--- begin Excerpted records ---

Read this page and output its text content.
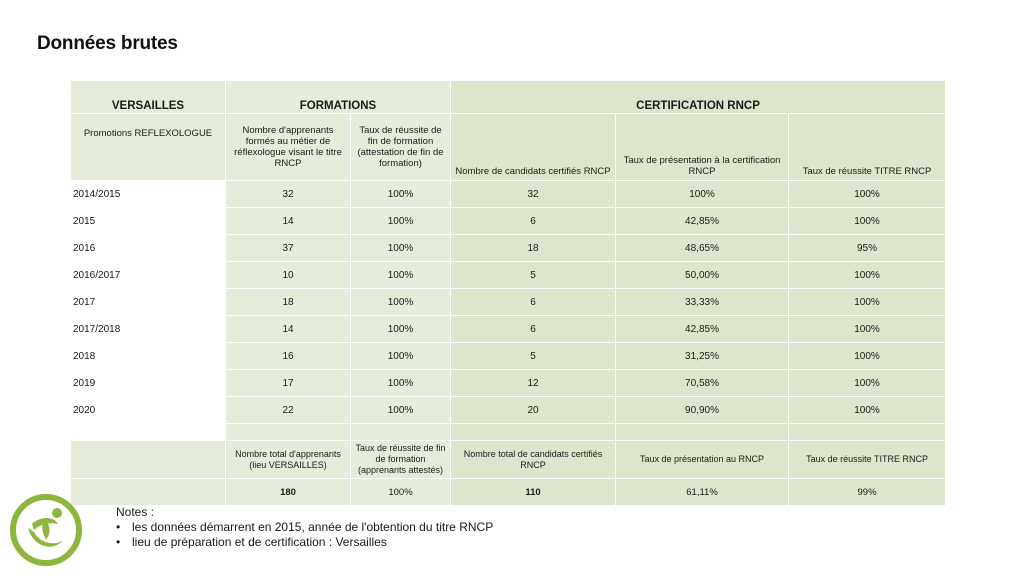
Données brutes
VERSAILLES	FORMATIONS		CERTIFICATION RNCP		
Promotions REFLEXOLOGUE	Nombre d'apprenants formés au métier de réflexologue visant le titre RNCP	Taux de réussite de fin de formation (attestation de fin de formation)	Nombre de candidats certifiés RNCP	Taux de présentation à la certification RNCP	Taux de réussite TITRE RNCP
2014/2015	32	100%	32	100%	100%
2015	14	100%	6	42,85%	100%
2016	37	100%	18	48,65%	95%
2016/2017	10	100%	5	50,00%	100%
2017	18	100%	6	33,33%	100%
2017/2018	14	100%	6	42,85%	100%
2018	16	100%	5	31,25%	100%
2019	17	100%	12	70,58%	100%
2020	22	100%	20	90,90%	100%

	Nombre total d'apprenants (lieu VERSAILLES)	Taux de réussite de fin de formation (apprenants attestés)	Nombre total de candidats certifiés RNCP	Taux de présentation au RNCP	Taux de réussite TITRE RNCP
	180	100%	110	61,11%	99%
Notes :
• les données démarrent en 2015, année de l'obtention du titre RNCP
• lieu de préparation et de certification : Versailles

--- end Excerpted records ---

_Instructions for the task_.
Extract all the entries word for word; omit any pictures.

_Solution to this exercise_.
Read this page and output its text content.
Données brutes
VERSAILLES	FORMATIONS		CERTIFICATION RNCP		
Promotions REFLEXOLOGUE	Nombre d'apprenants formés au métier de réflexologue visant le titre RNCP	Taux de réussite de fin de formation (attestation de fin de formation)	Nombre de candidats certifiés RNCP	Taux de présentation à la certification RNCP	Taux de réussite TITRE RNCP
2014/2015	32	100%	32	100%	100%
2015	14	100%	6	42,85%	100%
2016	37	100%	18	48,65%	95%
2016/2017	10	100%	5	50,00%	100%
2017	18	100%	6	33,33%	100%
2017/2018	14	100%	6	42,85%	100%
2018	16	100%	5	31,25%	100%
2019	17	100%	12	70,58%	100%
2020	22	100%	20	90,90%	100%

	Nombre total d'apprenants (lieu VERSAILLES)	Taux de réussite de fin de formation (apprenants attestés)	Nombre total de candidats certifiés RNCP	Taux de présentation au RNCP	Taux de réussite TITRE RNCP
	180	100%	110	61,11%	99%
Notes :
• les données démarrent en 2015, année de l'obtention du titre RNCP
• lieu de préparation et de certification : Versailles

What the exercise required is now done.